# Stated problem
Write out the entire listing below exactly as it appears, minus any pictures.

────────

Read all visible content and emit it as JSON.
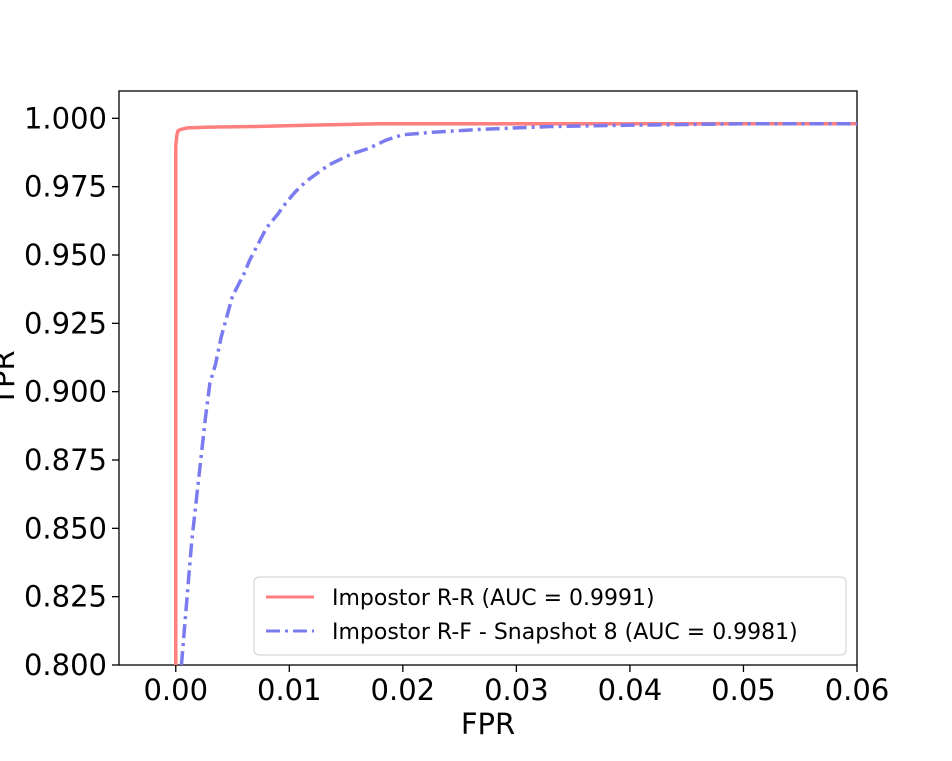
{
  "chart_data": {
    "type": "line",
    "title": "",
    "xlabel": "FPR",
    "ylabel": "TPR",
    "xlim": [
      -0.005,
      0.06
    ],
    "ylim": [
      0.8,
      1.01
    ],
    "xticks": [
      0.0,
      0.01,
      0.02,
      0.03,
      0.04,
      0.05,
      0.06
    ],
    "xtick_labels": [
      "0.00",
      "0.01",
      "0.02",
      "0.03",
      "0.04",
      "0.05",
      "0.06"
    ],
    "yticks": [
      0.8,
      0.825,
      0.85,
      0.875,
      0.9,
      0.925,
      0.95,
      0.975,
      1.0
    ],
    "ytick_labels": [
      "0.800",
      "0.825",
      "0.850",
      "0.875",
      "0.900",
      "0.925",
      "0.950",
      "0.975",
      "1.000"
    ],
    "grid": false,
    "legend_position": "lower-right",
    "series": [
      {
        "name": "Impostor R-R (AUC = 0.9991)",
        "color": "#ff7f7f",
        "style": "solid",
        "x": [
          0.0,
          0.0,
          0.0,
          0.0,
          0.0001,
          0.0002,
          0.0005,
          0.001,
          0.003,
          0.007,
          0.012,
          0.018,
          0.025,
          0.035,
          0.045,
          0.06
        ],
        "y": [
          0.8,
          0.95,
          0.987,
          0.99,
          0.994,
          0.9955,
          0.996,
          0.9965,
          0.9968,
          0.997,
          0.9975,
          0.998,
          0.998,
          0.998,
          0.998,
          0.998
        ]
      },
      {
        "name": "Impostor R-F - Snapshot 8 (AUC = 0.9981)",
        "color": "#7b7bf0",
        "style": "dashdot",
        "x": [
          0.0005,
          0.0008,
          0.0011,
          0.0014,
          0.0018,
          0.0022,
          0.0026,
          0.003,
          0.0035,
          0.004,
          0.005,
          0.006,
          0.0065,
          0.007,
          0.008,
          0.009,
          0.0095,
          0.0105,
          0.0115,
          0.0125,
          0.0135,
          0.0155,
          0.017,
          0.0185,
          0.02,
          0.023,
          0.027,
          0.033,
          0.04,
          0.05,
          0.06
        ],
        "y": [
          0.8,
          0.815,
          0.83,
          0.845,
          0.86,
          0.875,
          0.89,
          0.903,
          0.91,
          0.92,
          0.935,
          0.943,
          0.948,
          0.952,
          0.96,
          0.965,
          0.968,
          0.973,
          0.977,
          0.98,
          0.983,
          0.987,
          0.989,
          0.992,
          0.994,
          0.995,
          0.996,
          0.997,
          0.9975,
          0.998,
          0.998
        ]
      }
    ]
  }
}
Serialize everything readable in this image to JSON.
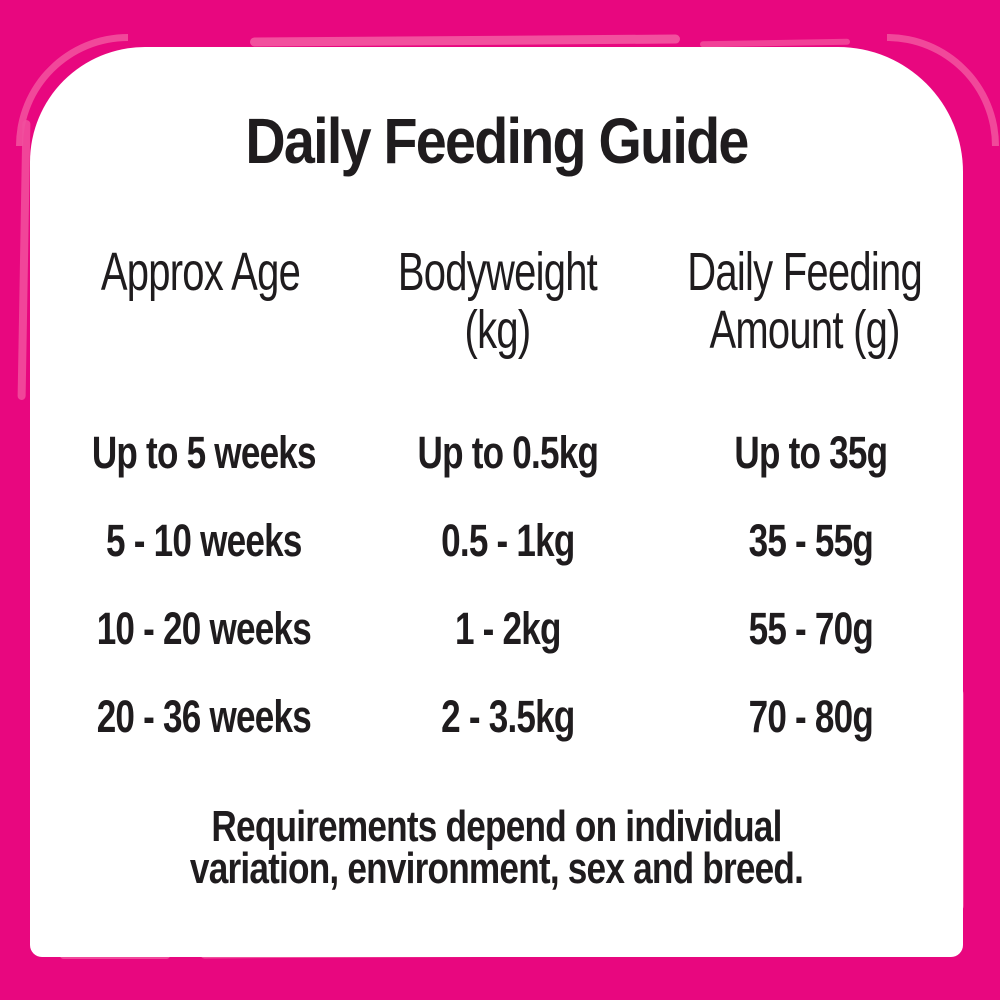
{
  "title": "Daily Feeding Guide",
  "table": {
    "columns": [
      {
        "label": "Approx Age",
        "lines": [
          "Approx Age",
          ""
        ]
      },
      {
        "label": "Bodyweight (kg)",
        "lines": [
          "Bodyweight",
          "(kg)"
        ]
      },
      {
        "label": "Daily Feeding Amount (g)",
        "lines": [
          "Daily Feeding",
          "Amount (g)"
        ]
      }
    ],
    "rows": [
      [
        "Up to 5 weeks",
        "Up to 0.5kg",
        "Up to 35g"
      ],
      [
        "5 - 10 weeks",
        "0.5 - 1kg",
        "35 - 55g"
      ],
      [
        "10 - 20 weeks",
        "1 - 2kg",
        "55 - 70g"
      ],
      [
        "20 - 36 weeks",
        "2 - 3.5kg",
        "70 - 80g"
      ]
    ]
  },
  "footnote": {
    "text": "Requirements depend on individual variation, environment, sex and breed.",
    "lines": [
      "Requirements depend on individual",
      "variation, environment, sex and breed."
    ]
  },
  "colors": {
    "background_pink": "#E8077F",
    "brush_highlight": "#F2509E",
    "panel_white": "#FFFFFF",
    "text_dark": "#1F1C1E"
  }
}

────────

# Response
Read all visible content and emit it as JSON.
{
  "chart_data": {
    "type": "line",
    "title": "",
    "xlabel": "FPR",
    "ylabel": "TPR",
    "xlim": [
      -0.005,
      0.06
    ],
    "ylim": [
      0.8,
      1.01
    ],
    "xticks": [
      0.0,
      0.01,
      0.02,
      0.03,
      0.04,
      0.05,
      0.06
    ],
    "xtick_labels": [
      "0.00",
      "0.01",
      "0.02",
      "0.03",
      "0.04",
      "0.05",
      "0.06"
    ],
    "yticks": [
      0.8,
      0.825,
      0.85,
      0.875,
      0.9,
      0.925,
      0.95,
      0.975,
      1.0
    ],
    "ytick_labels": [
      "0.800",
      "0.825",
      "0.850",
      "0.875",
      "0.900",
      "0.925",
      "0.950",
      "0.975",
      "1.000"
    ],
    "grid": false,
    "legend_position": "lower-right",
    "series": [
      {
        "name": "Impostor R-R (AUC = 0.9991)",
        "color": "#ff7f7f",
        "style": "solid",
        "x": [
          0.0,
          0.0,
          0.0,
          0.0,
          0.0001,
          0.0002,
          0.0005,
          0.001,
          0.003,
          0.007,
          0.012,
          0.018,
          0.025,
          0.035,
          0.045,
          0.06
        ],
        "y": [
          0.8,
          0.95,
          0.987,
          0.99,
          0.994,
          0.9955,
          0.996,
          0.9965,
          0.9968,
          0.997,
          0.9975,
          0.998,
          0.998,
          0.998,
          0.998,
          0.998
        ]
      },
      {
        "name": "Impostor R-F - Snapshot 8 (AUC = 0.9981)",
        "color": "#7b7bf0",
        "style": "dashdot",
        "x": [
          0.0005,
          0.0008,
          0.0011,
          0.0014,
          0.0018,
          0.0022,
          0.0026,
          0.003,
          0.0035,
          0.004,
          0.005,
          0.006,
          0.0065,
          0.007,
          0.008,
          0.009,
          0.0095,
          0.0105,
          0.0115,
          0.0125,
          0.0135,
          0.0155,
          0.017,
          0.0185,
          0.02,
          0.023,
          0.027,
          0.033,
          0.04,
          0.05,
          0.06
        ],
        "y": [
          0.8,
          0.815,
          0.83,
          0.845,
          0.86,
          0.875,
          0.89,
          0.903,
          0.91,
          0.92,
          0.935,
          0.943,
          0.948,
          0.952,
          0.96,
          0.965,
          0.968,
          0.973,
          0.977,
          0.98,
          0.983,
          0.987,
          0.989,
          0.992,
          0.994,
          0.995,
          0.996,
          0.997,
          0.9975,
          0.998,
          0.998
        ]
      }
    ]
  }
}
Serialize everything readable in this image to JSON.
{
  "title": "Daily Feeding Guide",
  "table": {
    "columns": [
      {
        "label": "Approx Age",
        "lines": [
          "Approx Age",
          ""
        ]
      },
      {
        "label": "Bodyweight (kg)",
        "lines": [
          "Bodyweight",
          "(kg)"
        ]
      },
      {
        "label": "Daily Feeding Amount (g)",
        "lines": [
          "Daily Feeding",
          "Amount (g)"
        ]
      }
    ],
    "rows": [
      [
        "Up to 5 weeks",
        "Up to 0.5kg",
        "Up to 35g"
      ],
      [
        "5 - 10 weeks",
        "0.5 - 1kg",
        "35 - 55g"
      ],
      [
        "10 - 20 weeks",
        "1 - 2kg",
        "55 - 70g"
      ],
      [
        "20 - 36 weeks",
        "2 - 3.5kg",
        "70 - 80g"
      ]
    ]
  },
  "footnote": {
    "text": "Requirements depend on individual variation, environment, sex and breed.",
    "lines": [
      "Requirements depend on individual",
      "variation, environment, sex and breed."
    ]
  },
  "colors": {
    "background_pink": "#E8077F",
    "brush_highlight": "#F2509E",
    "panel_white": "#FFFFFF",
    "text_dark": "#1F1C1E"
  }
}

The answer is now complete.